→ How to complete this task:
Read through the listing below and copy each line in which the word "asymptomatic" occurs.

Entries shown below:

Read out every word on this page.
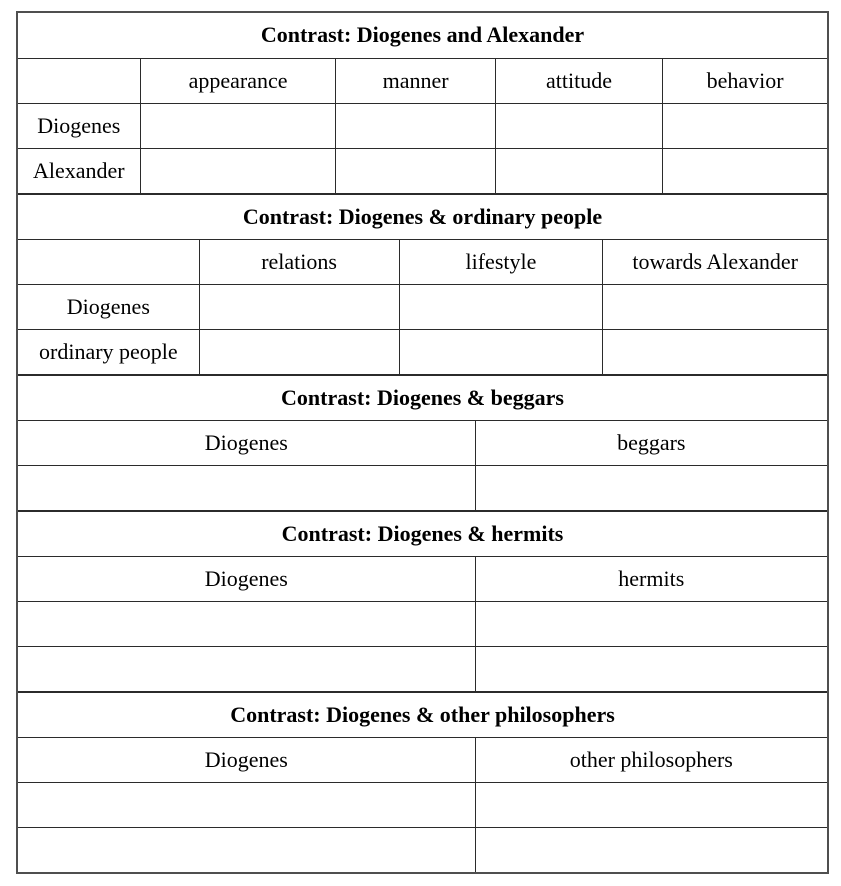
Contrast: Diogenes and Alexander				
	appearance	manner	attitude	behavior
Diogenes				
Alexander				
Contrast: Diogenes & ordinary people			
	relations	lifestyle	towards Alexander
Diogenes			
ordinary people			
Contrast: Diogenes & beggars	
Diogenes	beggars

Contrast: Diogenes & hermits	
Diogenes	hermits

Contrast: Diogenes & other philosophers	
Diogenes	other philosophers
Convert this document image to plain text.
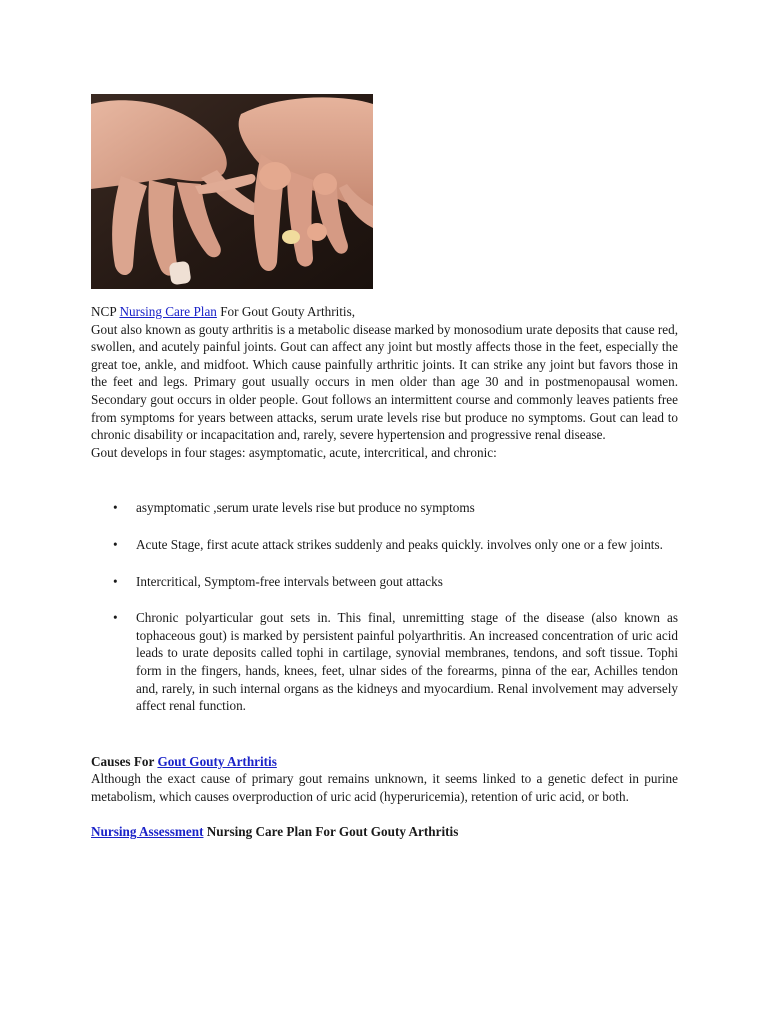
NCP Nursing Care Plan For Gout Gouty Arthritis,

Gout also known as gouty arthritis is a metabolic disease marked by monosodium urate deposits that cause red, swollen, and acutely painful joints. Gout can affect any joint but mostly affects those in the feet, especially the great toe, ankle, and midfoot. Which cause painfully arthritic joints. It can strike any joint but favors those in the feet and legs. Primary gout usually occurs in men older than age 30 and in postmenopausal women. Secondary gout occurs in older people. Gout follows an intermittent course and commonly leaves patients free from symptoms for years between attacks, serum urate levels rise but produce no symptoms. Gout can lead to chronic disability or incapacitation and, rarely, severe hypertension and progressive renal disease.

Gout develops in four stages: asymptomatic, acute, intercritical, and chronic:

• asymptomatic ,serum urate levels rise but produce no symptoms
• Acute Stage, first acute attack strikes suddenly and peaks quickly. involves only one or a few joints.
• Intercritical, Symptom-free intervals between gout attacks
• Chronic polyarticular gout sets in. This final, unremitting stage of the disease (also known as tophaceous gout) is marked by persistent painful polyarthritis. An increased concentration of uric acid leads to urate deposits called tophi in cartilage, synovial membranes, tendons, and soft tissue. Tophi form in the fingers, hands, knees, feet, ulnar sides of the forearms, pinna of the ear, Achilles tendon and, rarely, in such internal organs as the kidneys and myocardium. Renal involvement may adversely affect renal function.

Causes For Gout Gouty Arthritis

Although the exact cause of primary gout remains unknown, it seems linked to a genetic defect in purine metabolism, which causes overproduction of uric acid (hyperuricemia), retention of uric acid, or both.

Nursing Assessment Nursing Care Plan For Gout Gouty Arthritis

End of Entries shown.

→ Answer to the problem:
Gout develops in four stages: asymptomatic, acute, intercritical, and chronic:
• asymptomatic ,serum urate levels rise but produce no symptoms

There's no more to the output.